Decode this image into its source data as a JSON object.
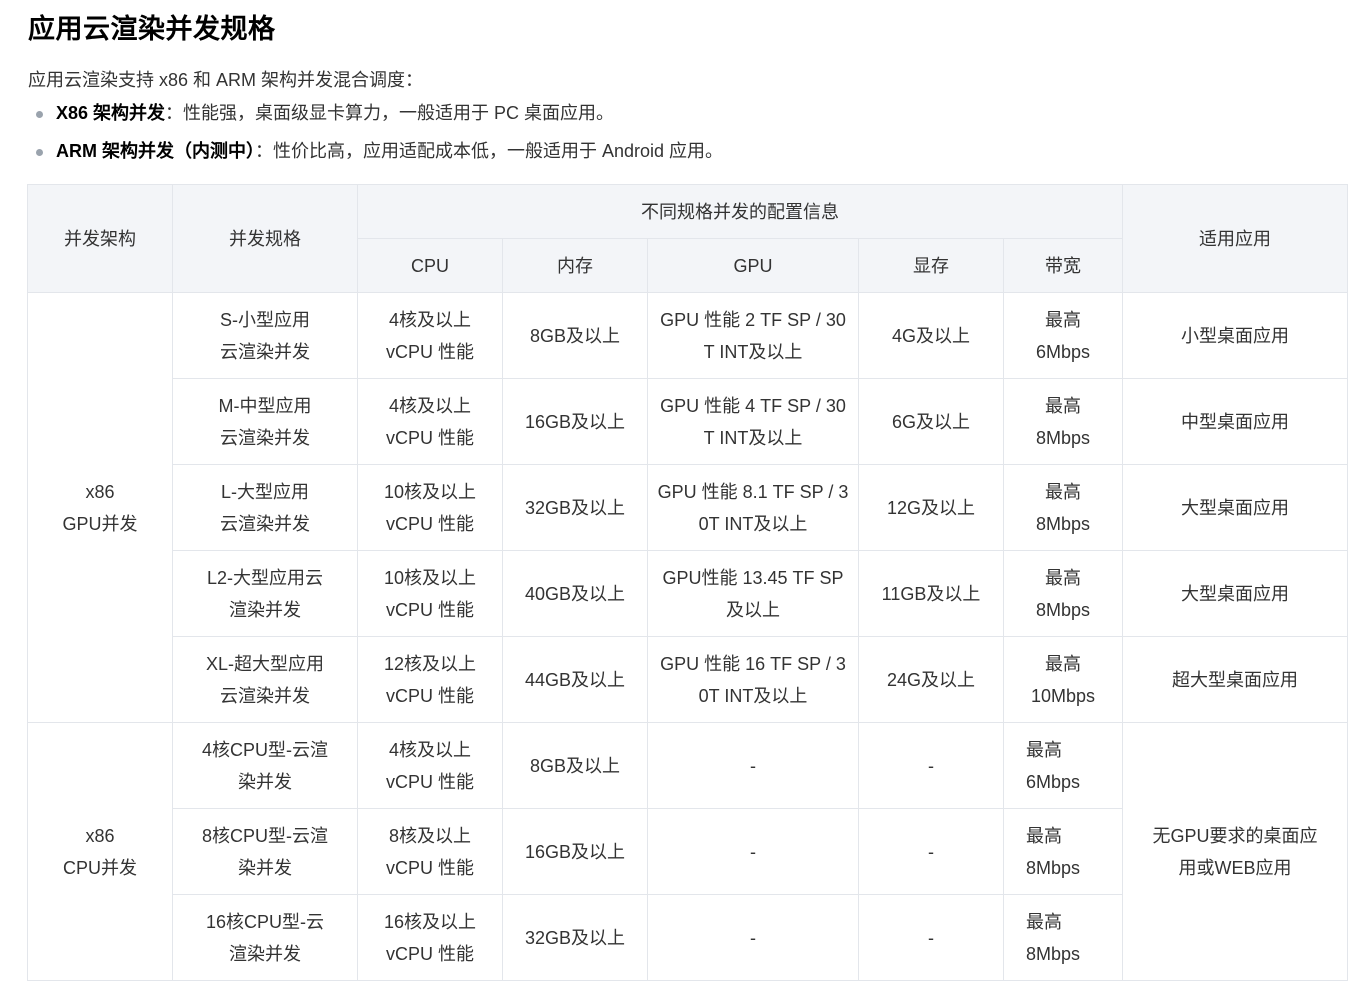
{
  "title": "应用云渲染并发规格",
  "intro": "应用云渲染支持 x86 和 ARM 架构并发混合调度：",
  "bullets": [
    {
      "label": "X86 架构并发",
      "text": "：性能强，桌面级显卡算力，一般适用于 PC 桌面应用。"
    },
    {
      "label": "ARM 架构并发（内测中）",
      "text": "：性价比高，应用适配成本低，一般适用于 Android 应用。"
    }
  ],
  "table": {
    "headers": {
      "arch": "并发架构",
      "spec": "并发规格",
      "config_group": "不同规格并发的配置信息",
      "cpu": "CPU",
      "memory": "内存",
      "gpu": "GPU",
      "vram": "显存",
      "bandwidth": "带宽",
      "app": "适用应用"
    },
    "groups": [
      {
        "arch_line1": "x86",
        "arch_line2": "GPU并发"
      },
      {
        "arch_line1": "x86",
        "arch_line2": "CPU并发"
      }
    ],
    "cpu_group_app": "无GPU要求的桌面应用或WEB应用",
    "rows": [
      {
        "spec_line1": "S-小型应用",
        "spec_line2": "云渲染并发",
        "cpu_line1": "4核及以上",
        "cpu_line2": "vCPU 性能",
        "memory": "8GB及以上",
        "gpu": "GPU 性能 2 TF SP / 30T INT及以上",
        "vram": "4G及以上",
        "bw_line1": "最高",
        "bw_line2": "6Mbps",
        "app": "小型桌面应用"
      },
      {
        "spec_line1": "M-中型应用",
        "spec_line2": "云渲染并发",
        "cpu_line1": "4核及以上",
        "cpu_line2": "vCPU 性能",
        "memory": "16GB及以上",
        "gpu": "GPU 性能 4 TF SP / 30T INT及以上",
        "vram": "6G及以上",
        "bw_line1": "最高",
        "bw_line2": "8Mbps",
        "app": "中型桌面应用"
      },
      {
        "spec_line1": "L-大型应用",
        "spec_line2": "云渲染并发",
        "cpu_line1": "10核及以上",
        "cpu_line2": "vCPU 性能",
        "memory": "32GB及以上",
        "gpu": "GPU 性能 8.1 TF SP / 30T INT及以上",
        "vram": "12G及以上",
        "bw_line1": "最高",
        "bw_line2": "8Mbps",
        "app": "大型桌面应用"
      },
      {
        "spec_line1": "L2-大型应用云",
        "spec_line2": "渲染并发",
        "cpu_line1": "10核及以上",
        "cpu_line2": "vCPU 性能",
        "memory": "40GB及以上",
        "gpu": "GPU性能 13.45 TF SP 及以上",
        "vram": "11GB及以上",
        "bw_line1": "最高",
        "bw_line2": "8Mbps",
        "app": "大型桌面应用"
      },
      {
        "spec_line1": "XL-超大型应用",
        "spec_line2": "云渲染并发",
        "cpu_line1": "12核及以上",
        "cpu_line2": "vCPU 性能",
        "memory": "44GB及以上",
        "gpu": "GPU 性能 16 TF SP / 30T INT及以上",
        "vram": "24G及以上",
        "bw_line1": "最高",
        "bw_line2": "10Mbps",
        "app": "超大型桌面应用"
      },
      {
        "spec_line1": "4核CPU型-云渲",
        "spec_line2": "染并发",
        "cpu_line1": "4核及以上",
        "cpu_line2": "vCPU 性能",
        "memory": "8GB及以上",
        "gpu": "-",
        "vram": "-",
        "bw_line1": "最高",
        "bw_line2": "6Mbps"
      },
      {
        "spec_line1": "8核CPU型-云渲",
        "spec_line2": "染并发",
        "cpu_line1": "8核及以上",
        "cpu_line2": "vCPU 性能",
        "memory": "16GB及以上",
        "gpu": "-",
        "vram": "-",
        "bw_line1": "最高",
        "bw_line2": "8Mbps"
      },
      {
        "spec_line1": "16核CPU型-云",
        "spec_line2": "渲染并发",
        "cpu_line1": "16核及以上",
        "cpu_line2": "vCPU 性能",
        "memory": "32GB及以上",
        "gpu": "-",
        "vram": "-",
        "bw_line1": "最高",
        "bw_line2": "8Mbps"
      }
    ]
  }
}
————————
Among the lines of the data, identify those with the word "text". Copy each of them.

**Full output**:
      "text": "：性能强，桌面级显卡算力，一般适用于 PC 桌面应用。"
      "text": "：性价比高，应用适配成本低，一般适用于 Android 应用。"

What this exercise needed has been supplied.